* Direction *
Read the data and repeat it in full, exactly.

[BEGIN]

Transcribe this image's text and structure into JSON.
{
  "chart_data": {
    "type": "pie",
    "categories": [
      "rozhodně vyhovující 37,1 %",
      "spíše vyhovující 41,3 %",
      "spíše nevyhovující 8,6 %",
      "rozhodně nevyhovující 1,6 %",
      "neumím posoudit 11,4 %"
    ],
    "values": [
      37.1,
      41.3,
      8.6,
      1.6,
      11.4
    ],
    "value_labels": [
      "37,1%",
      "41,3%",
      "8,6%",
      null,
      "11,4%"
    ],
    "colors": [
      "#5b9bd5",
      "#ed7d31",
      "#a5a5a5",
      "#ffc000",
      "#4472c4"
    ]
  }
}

[END]

* Answer below *
Transcribe this image's text and structure into JSON.
{
  "chart_data": {
    "type": "pie",
    "categories": [
      "rozhodně vyhovující 37,1 %",
      "spíše vyhovující 41,3 %",
      "spíše nevyhovující 8,6 %",
      "rozhodně nevyhovující 1,6 %",
      "neumím posoudit 11,4 %"
    ],
    "values": [
      37.1,
      41.3,
      8.6,
      1.6,
      11.4
    ],
    "value_labels": [
      "37,1%",
      "41,3%",
      "8,6%",
      null,
      "11,4%"
    ],
    "colors": [
      "#5b9bd5",
      "#ed7d31",
      "#a5a5a5",
      "#ffc000",
      "#4472c4"
    ]
  }
}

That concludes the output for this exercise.